Exercise brief:
Keep the pictures out of the copy and repeat the records exactly.

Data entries
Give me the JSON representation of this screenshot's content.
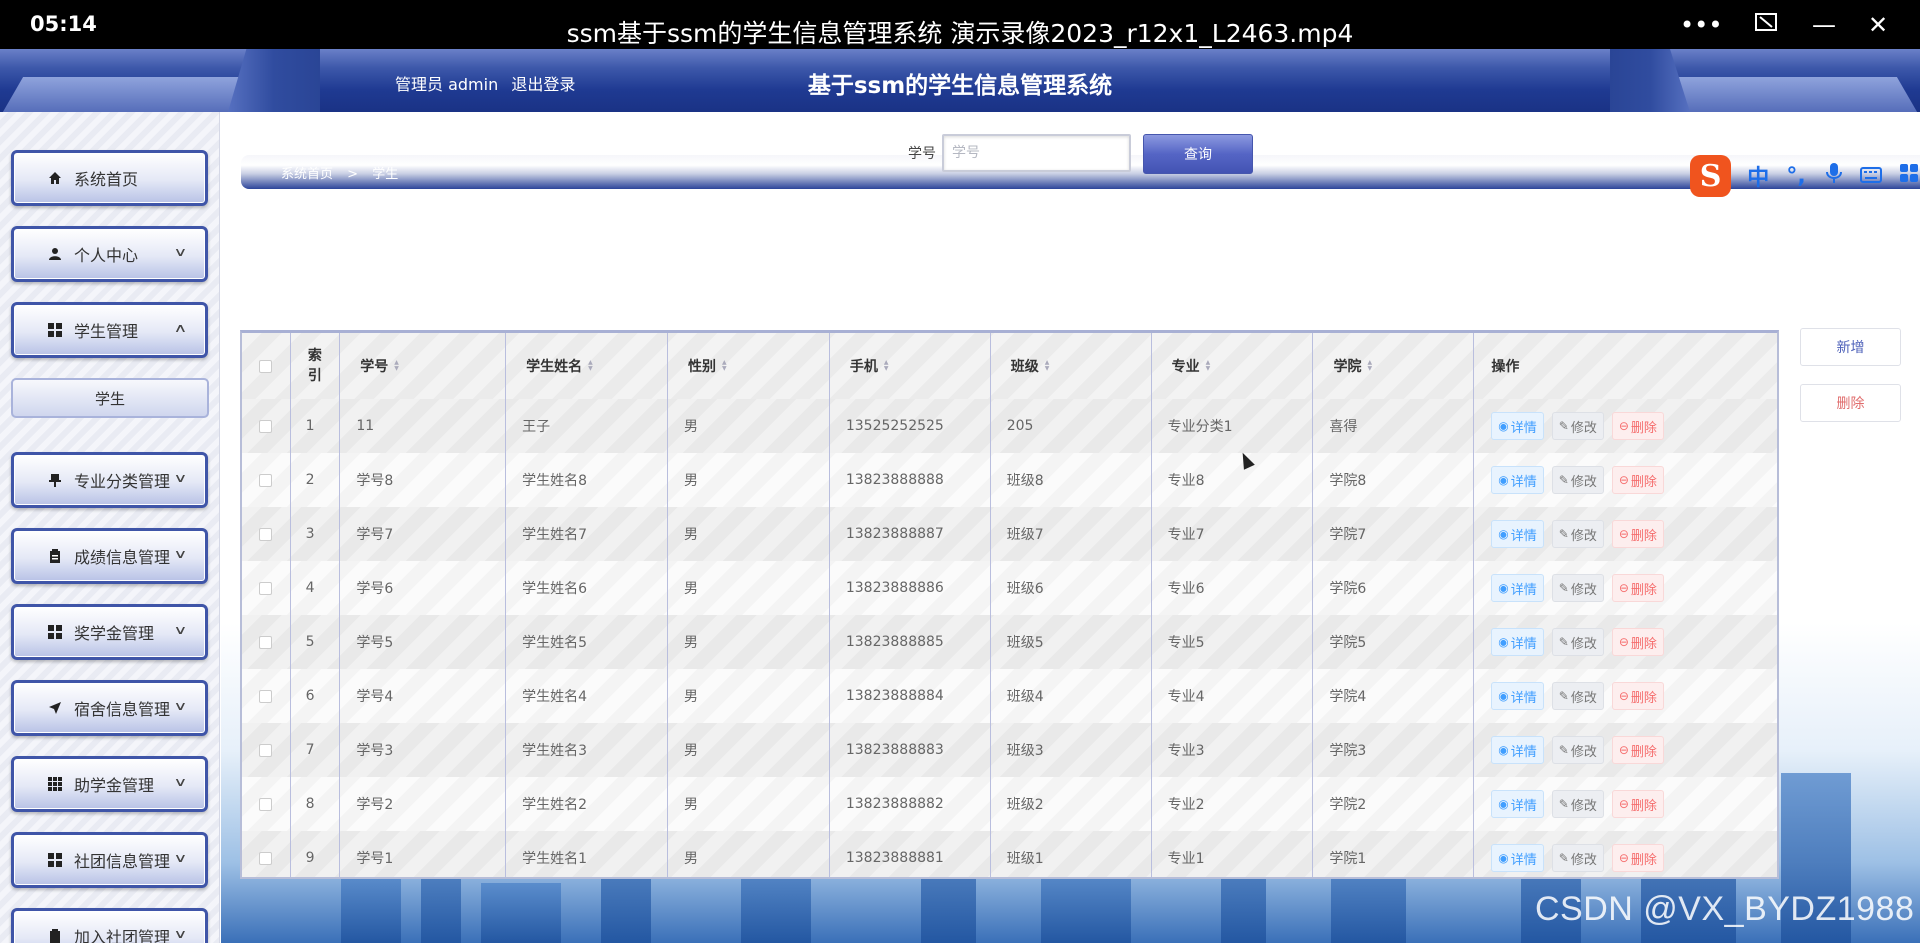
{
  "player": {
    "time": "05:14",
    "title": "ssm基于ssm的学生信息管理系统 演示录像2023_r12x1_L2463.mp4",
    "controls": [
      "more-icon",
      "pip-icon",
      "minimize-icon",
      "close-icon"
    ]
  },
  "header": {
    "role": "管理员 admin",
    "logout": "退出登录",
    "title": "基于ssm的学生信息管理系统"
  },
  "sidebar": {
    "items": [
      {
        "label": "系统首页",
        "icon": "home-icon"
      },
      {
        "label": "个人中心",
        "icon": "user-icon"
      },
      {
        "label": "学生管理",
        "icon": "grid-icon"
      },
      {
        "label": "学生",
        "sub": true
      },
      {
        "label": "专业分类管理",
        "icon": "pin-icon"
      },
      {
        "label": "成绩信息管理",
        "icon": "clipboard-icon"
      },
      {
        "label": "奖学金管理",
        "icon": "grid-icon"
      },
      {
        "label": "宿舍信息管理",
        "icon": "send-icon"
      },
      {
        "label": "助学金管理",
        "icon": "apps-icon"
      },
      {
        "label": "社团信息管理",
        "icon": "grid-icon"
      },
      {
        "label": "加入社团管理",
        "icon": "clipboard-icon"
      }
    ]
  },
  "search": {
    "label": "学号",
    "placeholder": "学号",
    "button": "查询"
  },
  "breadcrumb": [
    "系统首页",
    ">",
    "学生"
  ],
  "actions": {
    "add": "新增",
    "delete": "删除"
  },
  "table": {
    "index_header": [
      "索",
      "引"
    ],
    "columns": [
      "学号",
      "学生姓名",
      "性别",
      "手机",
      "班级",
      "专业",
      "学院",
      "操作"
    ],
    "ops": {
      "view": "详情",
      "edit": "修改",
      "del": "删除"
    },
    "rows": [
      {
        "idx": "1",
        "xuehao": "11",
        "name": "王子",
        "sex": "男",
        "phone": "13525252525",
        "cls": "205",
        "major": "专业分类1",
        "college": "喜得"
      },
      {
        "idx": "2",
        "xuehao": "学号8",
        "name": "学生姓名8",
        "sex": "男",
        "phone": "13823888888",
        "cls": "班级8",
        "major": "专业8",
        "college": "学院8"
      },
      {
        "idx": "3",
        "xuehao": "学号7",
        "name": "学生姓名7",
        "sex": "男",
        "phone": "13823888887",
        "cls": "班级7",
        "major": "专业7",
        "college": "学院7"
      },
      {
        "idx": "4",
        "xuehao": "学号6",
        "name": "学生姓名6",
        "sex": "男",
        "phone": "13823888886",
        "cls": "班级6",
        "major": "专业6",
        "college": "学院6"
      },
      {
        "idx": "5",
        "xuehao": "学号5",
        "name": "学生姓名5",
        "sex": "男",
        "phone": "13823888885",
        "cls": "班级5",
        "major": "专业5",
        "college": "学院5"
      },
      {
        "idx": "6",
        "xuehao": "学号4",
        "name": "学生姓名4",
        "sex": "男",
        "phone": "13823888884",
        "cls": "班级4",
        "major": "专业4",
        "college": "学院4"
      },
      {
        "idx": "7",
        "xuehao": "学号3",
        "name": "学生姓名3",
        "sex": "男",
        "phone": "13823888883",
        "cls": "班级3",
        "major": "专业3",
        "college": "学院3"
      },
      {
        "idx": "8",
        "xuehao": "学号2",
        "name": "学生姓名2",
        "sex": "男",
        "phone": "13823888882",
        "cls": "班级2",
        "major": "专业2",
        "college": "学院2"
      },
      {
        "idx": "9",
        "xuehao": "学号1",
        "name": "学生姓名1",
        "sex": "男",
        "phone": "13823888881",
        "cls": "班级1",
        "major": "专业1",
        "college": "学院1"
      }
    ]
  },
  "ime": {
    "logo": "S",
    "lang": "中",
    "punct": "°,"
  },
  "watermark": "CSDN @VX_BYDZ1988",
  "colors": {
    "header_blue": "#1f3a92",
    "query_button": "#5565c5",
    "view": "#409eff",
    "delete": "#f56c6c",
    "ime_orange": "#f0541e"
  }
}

Completed task:
Give me the JSON representation of this screenshot's content.
{
  "player": {
    "time": "05:14",
    "title": "ssm基于ssm的学生信息管理系统 演示录像2023_r12x1_L2463.mp4",
    "controls": [
      "more-icon",
      "pip-icon",
      "minimize-icon",
      "close-icon"
    ]
  },
  "header": {
    "role": "管理员 admin",
    "logout": "退出登录",
    "title": "基于ssm的学生信息管理系统"
  },
  "sidebar": {
    "items": [
      {
        "label": "系统首页",
        "icon": "home-icon"
      },
      {
        "label": "个人中心",
        "icon": "user-icon"
      },
      {
        "label": "学生管理",
        "icon": "grid-icon"
      },
      {
        "label": "学生",
        "sub": true
      },
      {
        "label": "专业分类管理",
        "icon": "pin-icon"
      },
      {
        "label": "成绩信息管理",
        "icon": "clipboard-icon"
      },
      {
        "label": "奖学金管理",
        "icon": "grid-icon"
      },
      {
        "label": "宿舍信息管理",
        "icon": "send-icon"
      },
      {
        "label": "助学金管理",
        "icon": "apps-icon"
      },
      {
        "label": "社团信息管理",
        "icon": "grid-icon"
      },
      {
        "label": "加入社团管理",
        "icon": "clipboard-icon"
      }
    ]
  },
  "search": {
    "label": "学号",
    "placeholder": "学号",
    "button": "查询"
  },
  "breadcrumb": [
    "系统首页",
    ">",
    "学生"
  ],
  "actions": {
    "add": "新增",
    "delete": "删除"
  },
  "table": {
    "index_header": [
      "索",
      "引"
    ],
    "columns": [
      "学号",
      "学生姓名",
      "性别",
      "手机",
      "班级",
      "专业",
      "学院",
      "操作"
    ],
    "ops": {
      "view": "详情",
      "edit": "修改",
      "del": "删除"
    },
    "rows": [
      {
        "idx": "1",
        "xuehao": "11",
        "name": "王子",
        "sex": "男",
        "phone": "13525252525",
        "cls": "205",
        "major": "专业分类1",
        "college": "喜得"
      },
      {
        "idx": "2",
        "xuehao": "学号8",
        "name": "学生姓名8",
        "sex": "男",
        "phone": "13823888888",
        "cls": "班级8",
        "major": "专业8",
        "college": "学院8"
      },
      {
        "idx": "3",
        "xuehao": "学号7",
        "name": "学生姓名7",
        "sex": "男",
        "phone": "13823888887",
        "cls": "班级7",
        "major": "专业7",
        "college": "学院7"
      },
      {
        "idx": "4",
        "xuehao": "学号6",
        "name": "学生姓名6",
        "sex": "男",
        "phone": "13823888886",
        "cls": "班级6",
        "major": "专业6",
        "college": "学院6"
      },
      {
        "idx": "5",
        "xuehao": "学号5",
        "name": "学生姓名5",
        "sex": "男",
        "phone": "13823888885",
        "cls": "班级5",
        "major": "专业5",
        "college": "学院5"
      },
      {
        "idx": "6",
        "xuehao": "学号4",
        "name": "学生姓名4",
        "sex": "男",
        "phone": "13823888884",
        "cls": "班级4",
        "major": "专业4",
        "college": "学院4"
      },
      {
        "idx": "7",
        "xuehao": "学号3",
        "name": "学生姓名3",
        "sex": "男",
        "phone": "13823888883",
        "cls": "班级3",
        "major": "专业3",
        "college": "学院3"
      },
      {
        "idx": "8",
        "xuehao": "学号2",
        "name": "学生姓名2",
        "sex": "男",
        "phone": "13823888882",
        "cls": "班级2",
        "major": "专业2",
        "college": "学院2"
      },
      {
        "idx": "9",
        "xuehao": "学号1",
        "name": "学生姓名1",
        "sex": "男",
        "phone": "13823888881",
        "cls": "班级1",
        "major": "专业1",
        "college": "学院1"
      }
    ]
  },
  "ime": {
    "logo": "S",
    "lang": "中",
    "punct": "°,"
  },
  "watermark": "CSDN @VX_BYDZ1988",
  "colors": {
    "header_blue": "#1f3a92",
    "query_button": "#5565c5",
    "view": "#409eff",
    "delete": "#f56c6c",
    "ime_orange": "#f0541e"
  }
}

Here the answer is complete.